Copy out every line in which the string "this" occurs.

─── PROVIDED DATA ───

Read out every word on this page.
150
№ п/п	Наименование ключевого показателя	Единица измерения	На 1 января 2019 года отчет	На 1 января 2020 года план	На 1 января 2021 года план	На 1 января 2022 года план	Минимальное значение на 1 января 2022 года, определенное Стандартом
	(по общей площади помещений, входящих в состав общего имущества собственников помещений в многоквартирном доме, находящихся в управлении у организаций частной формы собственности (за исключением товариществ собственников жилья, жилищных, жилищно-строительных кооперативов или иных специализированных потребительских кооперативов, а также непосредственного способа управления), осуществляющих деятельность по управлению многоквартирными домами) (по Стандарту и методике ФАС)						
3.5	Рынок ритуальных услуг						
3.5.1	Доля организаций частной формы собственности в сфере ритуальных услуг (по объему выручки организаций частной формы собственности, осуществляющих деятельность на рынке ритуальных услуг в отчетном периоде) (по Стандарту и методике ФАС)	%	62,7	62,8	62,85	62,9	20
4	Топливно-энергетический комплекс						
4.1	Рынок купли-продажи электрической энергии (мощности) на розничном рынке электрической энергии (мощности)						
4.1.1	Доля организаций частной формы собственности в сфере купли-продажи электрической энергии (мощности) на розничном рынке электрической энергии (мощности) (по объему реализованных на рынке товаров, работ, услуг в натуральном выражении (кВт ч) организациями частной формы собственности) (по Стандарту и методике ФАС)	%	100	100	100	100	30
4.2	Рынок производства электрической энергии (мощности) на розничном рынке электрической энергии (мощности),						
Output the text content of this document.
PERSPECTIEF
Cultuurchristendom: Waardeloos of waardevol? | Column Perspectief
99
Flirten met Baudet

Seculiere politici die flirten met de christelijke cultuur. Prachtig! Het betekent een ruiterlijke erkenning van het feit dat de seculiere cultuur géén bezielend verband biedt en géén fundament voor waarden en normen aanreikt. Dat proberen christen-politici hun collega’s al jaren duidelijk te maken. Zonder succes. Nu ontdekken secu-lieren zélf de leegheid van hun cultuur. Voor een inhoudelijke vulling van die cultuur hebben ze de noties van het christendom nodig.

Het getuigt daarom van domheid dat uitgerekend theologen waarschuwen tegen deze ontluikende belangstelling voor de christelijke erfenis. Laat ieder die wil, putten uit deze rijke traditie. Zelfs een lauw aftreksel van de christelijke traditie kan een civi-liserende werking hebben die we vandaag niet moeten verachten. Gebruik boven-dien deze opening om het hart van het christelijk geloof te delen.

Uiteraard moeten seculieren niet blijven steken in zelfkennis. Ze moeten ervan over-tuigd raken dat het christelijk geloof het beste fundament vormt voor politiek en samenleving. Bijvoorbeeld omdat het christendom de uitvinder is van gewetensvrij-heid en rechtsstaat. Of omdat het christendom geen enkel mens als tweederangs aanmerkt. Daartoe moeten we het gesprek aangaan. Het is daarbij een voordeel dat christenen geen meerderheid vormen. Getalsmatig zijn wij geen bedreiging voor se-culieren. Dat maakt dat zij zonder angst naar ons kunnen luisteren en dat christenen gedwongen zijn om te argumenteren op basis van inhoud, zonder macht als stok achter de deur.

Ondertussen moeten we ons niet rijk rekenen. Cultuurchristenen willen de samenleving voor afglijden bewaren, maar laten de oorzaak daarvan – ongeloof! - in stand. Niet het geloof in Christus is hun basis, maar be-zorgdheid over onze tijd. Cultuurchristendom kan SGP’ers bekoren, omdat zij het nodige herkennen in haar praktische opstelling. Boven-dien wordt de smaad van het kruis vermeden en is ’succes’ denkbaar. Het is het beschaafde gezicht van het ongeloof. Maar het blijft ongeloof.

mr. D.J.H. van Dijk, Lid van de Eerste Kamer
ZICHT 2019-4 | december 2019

───

__WRITTEN ANSWER__
Read out every word on this page.
Output the text content of this document.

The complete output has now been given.